**Exercise description**
Pull out from the material below all lines with "peynirler".
========
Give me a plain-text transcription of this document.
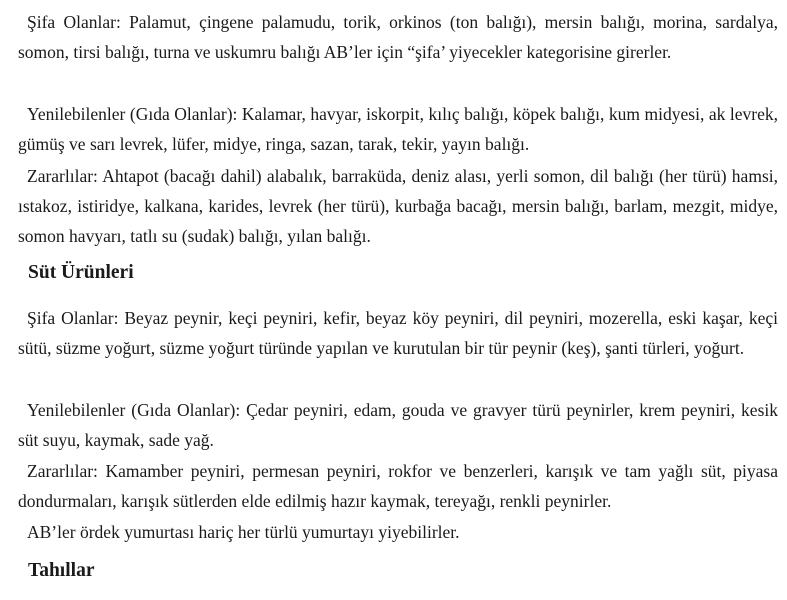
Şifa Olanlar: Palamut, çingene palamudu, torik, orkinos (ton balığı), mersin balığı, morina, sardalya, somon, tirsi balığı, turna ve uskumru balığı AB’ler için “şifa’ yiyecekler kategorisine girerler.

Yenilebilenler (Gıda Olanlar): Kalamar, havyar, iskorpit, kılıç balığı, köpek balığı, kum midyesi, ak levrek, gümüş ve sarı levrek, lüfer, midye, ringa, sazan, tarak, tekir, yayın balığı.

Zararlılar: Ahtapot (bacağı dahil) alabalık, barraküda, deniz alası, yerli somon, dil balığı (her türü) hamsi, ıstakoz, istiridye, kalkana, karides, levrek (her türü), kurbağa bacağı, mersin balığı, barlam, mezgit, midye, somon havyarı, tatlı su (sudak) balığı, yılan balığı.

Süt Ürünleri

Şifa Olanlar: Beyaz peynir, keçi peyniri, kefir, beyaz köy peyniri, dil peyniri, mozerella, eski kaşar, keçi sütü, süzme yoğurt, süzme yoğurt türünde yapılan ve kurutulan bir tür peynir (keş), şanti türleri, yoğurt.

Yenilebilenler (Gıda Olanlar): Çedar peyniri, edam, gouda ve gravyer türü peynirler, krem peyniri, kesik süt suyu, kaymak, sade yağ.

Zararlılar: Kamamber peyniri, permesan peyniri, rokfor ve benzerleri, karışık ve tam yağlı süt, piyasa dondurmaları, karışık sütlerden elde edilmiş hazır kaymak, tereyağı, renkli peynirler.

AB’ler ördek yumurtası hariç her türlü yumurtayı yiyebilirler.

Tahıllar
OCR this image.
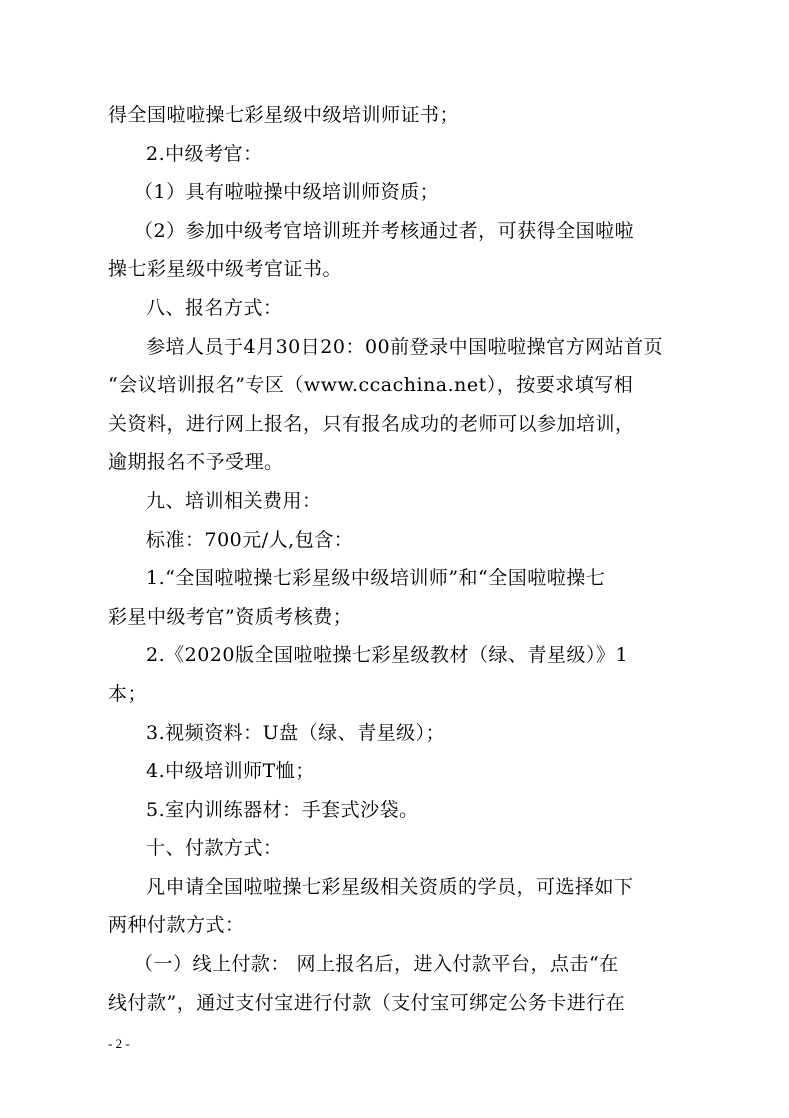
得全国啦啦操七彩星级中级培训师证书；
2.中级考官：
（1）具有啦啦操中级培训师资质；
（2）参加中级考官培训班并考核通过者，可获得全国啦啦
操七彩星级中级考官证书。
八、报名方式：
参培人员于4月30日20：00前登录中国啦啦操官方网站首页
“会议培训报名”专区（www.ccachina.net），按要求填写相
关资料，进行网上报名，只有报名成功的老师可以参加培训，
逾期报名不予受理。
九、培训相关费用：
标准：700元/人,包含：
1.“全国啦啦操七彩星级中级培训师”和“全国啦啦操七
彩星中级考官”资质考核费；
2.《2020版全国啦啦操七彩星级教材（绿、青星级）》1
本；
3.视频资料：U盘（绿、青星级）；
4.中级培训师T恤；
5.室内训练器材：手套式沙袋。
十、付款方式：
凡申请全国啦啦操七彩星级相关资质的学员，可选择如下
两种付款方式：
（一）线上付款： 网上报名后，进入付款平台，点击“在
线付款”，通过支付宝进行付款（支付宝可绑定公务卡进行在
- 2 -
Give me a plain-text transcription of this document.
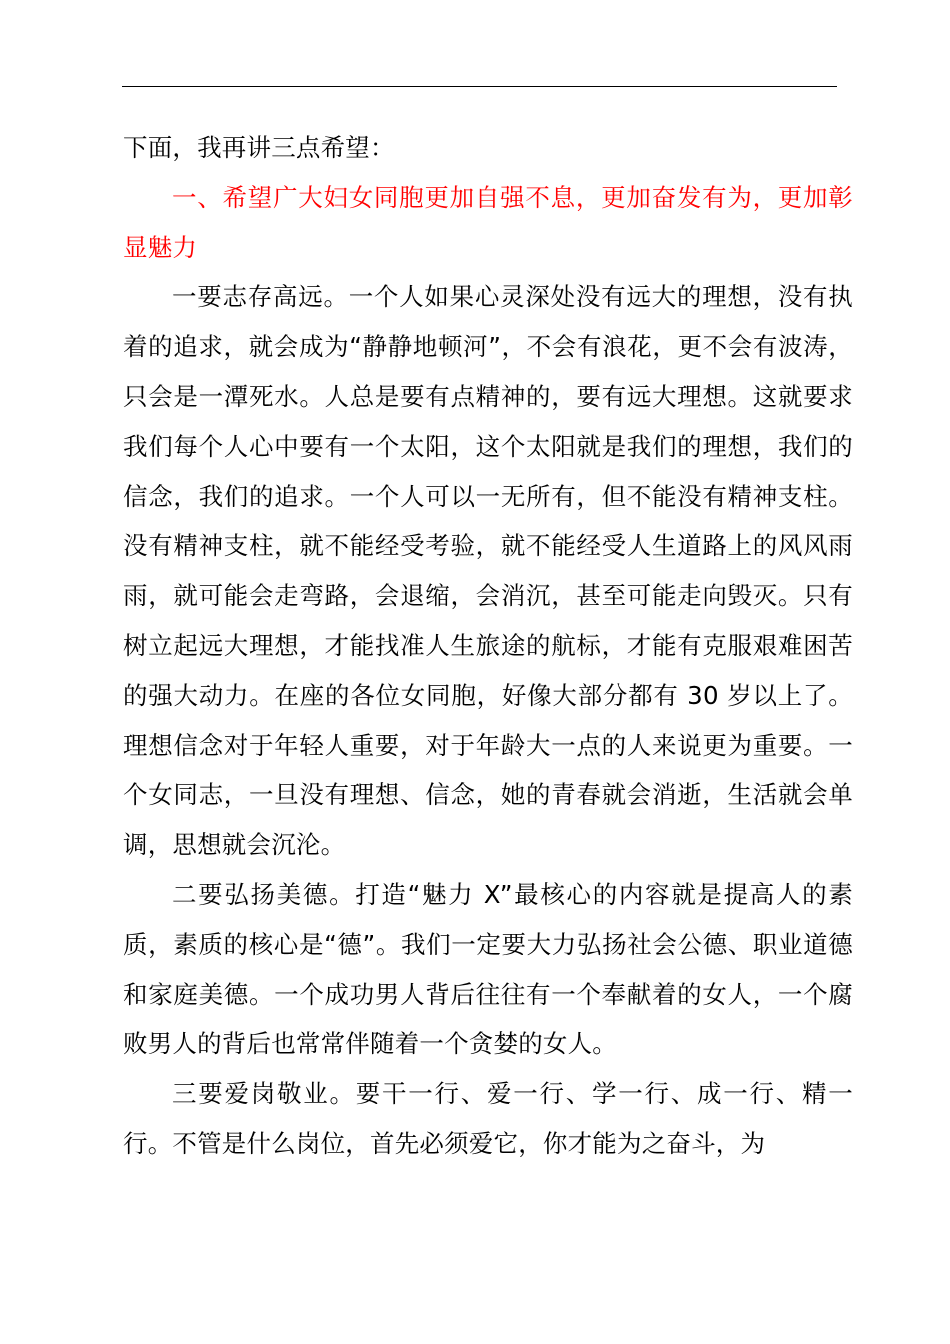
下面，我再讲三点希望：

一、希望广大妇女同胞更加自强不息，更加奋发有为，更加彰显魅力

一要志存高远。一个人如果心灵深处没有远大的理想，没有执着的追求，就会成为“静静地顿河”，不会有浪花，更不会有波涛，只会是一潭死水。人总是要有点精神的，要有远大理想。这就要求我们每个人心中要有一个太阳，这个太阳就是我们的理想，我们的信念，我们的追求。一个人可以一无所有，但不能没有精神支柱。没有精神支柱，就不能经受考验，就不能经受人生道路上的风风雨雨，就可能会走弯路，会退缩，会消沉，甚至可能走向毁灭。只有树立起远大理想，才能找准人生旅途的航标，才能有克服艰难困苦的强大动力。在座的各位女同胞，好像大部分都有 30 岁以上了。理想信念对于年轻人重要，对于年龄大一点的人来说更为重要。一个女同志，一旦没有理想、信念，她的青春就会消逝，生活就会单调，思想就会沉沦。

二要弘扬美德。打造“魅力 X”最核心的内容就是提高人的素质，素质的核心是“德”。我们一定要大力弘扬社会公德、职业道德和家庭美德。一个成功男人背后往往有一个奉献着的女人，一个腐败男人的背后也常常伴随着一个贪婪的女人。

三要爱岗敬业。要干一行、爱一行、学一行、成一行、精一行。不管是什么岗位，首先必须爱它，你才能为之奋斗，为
========
**Written response**
Yenilebilenler (Gıda Olanlar): Çedar peyniri, edam, gouda ve gravyer türü peynirler, krem peyniri, kesik süt suyu, kaymak, sade yağ.
Zararlılar: Kamamber peyniri, permesan peyniri, rokfor ve benzerleri, karışık ve tam yağlı süt, piyasa dondurmaları, karışık sütlerden elde edilmiş hazır kaymak, tereyağı, renkli peynirler.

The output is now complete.